## DIRECTIONS FOR THIS TASK
Copy each line below exactly and leave the pictures out.

[BEGIN EXTRACTED RECORDS]

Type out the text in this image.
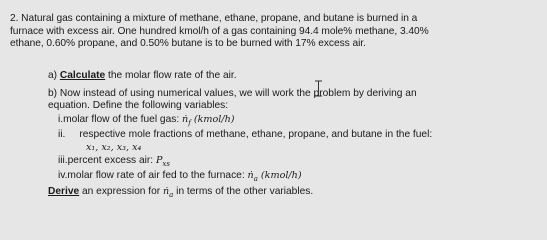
2. Natural gas containing a mixture of methane, ethane, propane, and butane is burned in a
furnace with excess air. One hundred kmol/h of a gas containing 94.4 mole% methane, 3.40%
ethane, 0.60% propane, and 0.50% butane is to be burned with 17% excess air.
a) Calculate the molar flow rate of the air.
b) Now instead of using numerical values, we will work the problem by deriving an
equation. Define the following variables:
i.molar flow of the fuel gas: ṅ$_f$ (kmol/h)
ii. respective mole fractions of methane, ethane, propane, and butane in the fuel:
x₁, x₂, x₃, x₄
iii.percent excess air: $P_{xs}$
iv.molar flow rate of air fed to the furnace: ṅ$_a$ (kmol/h)
Derive an expression for ṅ$_a$ in terms of the other variables.
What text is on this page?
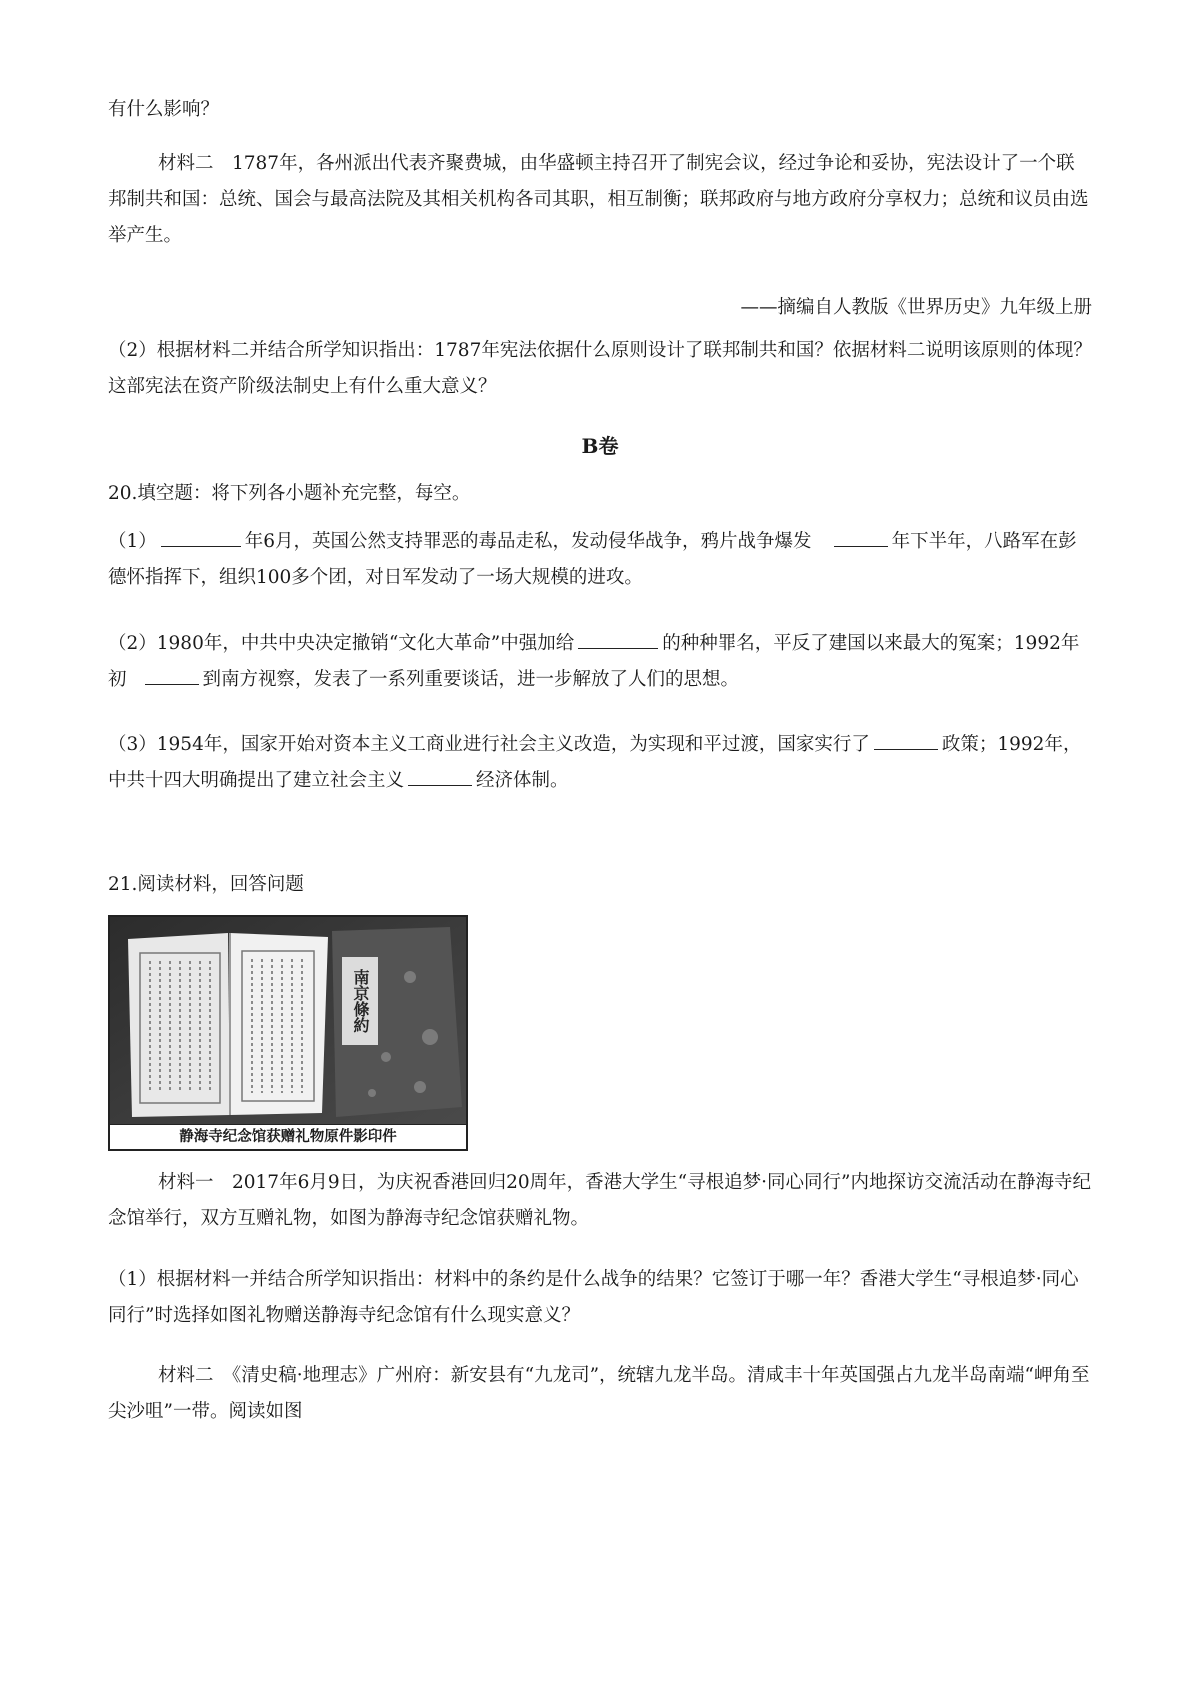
有什么影响？

材料二　1787年，各州派出代表齐聚费城，由华盛顿主持召开了制宪会议，经过争论和妥协，宪法设计了一个联邦制共和国：总统、国会与最高法院及其相关机构各司其职，相互制衡；联邦政府与地方政府分享权力；总统和议员由选举产生。

——摘编自人教版《世界历史》九年级上册

（2）根据材料二并结合所学知识指出：1787年宪法依据什么原则设计了联邦制共和国？依据材料二说明该原则的体现？这部宪法在资产阶级法制史上有什么重大意义？

B卷

20.填空题：将下列各小题补充完整，每空。

（1）	年6月，英国公然支持罪恶的毒品走私，发动侵华战争，鸦片战争爆发	年下半年，八路军在彭德怀指挥下，组织100多个团，对日军发动了一场大规模的进攻。

（2）1980年，中共中央决定撤销“文化大革命”中强加给	的种种罪名，平反了建国以来最大的冤案；1992年初	到南方视察，发表了一系列重要谈话，进一步解放了人们的思想。

（3）1954年，国家开始对资本主义工商业进行社会主义改造，为实现和平过渡，国家实行了	政策；1992年，中共十四大明确提出了建立社会主义	经济体制。

21.阅读材料，回答问题

南京條約
静海寺纪念馆获赠礼物原件影印件

材料一　2017年6月9日，为庆祝香港回归20周年，香港大学生“寻根追梦·同心同行”内地探访交流活动在静海寺纪念馆举行，双方互赠礼物，如图为静海寺纪念馆获赠礼物。

（1）根据材料一并结合所学知识指出：材料中的条约是什么战争的结果？它签订于哪一年？香港大学生“寻根追梦·同心同行”时选择如图礼物赠送静海寺纪念馆有什么现实意义？

材料二　《清史稿·地理志》广州府：新安县有“九龙司”，统辖九龙半岛。清咸丰十年英国强占九龙半岛南端“岬角至尖沙咀”一带。阅读如图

[END EXTRACTED RECORDS]

## SOLUTION TO THIS EXERCISE
Type out the text in this image.
2. Natural gas containing a mixture of methane, ethane, propane, and butane is burned in a
furnace with excess air. One hundred kmol/h of a gas containing 94.4 mole% methane, 3.40%
ethane, 0.60% propane, and 0.50% butane is to be burned with 17% excess air.
a) Calculate the molar flow rate of the air.
b) Now instead of using numerical values, we will work the problem by deriving an
equation. Define the following variables:
i.molar flow of the fuel gas: ṅ$_f$ (kmol/h)
ii. respective mole fractions of methane, ethane, propane, and butane in the fuel:
x₁, x₂, x₃, x₄
iii.percent excess air: $P_{xs}$
iv.molar flow rate of air fed to the furnace: ṅ$_a$ (kmol/h)
Derive an expression for ṅ$_a$ in terms of the other variables.
What text is on this page?
有什么影响？

材料二　1787年，各州派出代表齐聚费城，由华盛顿主持召开了制宪会议，经过争论和妥协，宪法设计了一个联邦制共和国：总统、国会与最高法院及其相关机构各司其职，相互制衡；联邦政府与地方政府分享权力；总统和议员由选举产生。

——摘编自人教版《世界历史》九年级上册

（2）根据材料二并结合所学知识指出：1787年宪法依据什么原则设计了联邦制共和国？依据材料二说明该原则的体现？这部宪法在资产阶级法制史上有什么重大意义？

B卷

20.填空题：将下列各小题补充完整，每空。

（1）	年6月，英国公然支持罪恶的毒品走私，发动侵华战争，鸦片战争爆发	年下半年，八路军在彭德怀指挥下，组织100多个团，对日军发动了一场大规模的进攻。

（2）1980年，中共中央决定撤销“文化大革命”中强加给	的种种罪名，平反了建国以来最大的冤案；1992年初	到南方视察，发表了一系列重要谈话，进一步解放了人们的思想。

（3）1954年，国家开始对资本主义工商业进行社会主义改造，为实现和平过渡，国家实行了	政策；1992年，中共十四大明确提出了建立社会主义	经济体制。

21.阅读材料，回答问题

南京條約
静海寺纪念馆获赠礼物原件影印件

材料一　2017年6月9日，为庆祝香港回归20周年，香港大学生“寻根追梦·同心同行”内地探访交流活动在静海寺纪念馆举行，双方互赠礼物，如图为静海寺纪念馆获赠礼物。

（1）根据材料一并结合所学知识指出：材料中的条约是什么战争的结果？它签订于哪一年？香港大学生“寻根追梦·同心同行”时选择如图礼物赠送静海寺纪念馆有什么现实意义？

材料二　《清史稿·地理志》广州府：新安县有“九龙司”，统辖九龙半岛。清咸丰十年英国强占九龙半岛南端“岬角至尖沙咀”一带。阅读如图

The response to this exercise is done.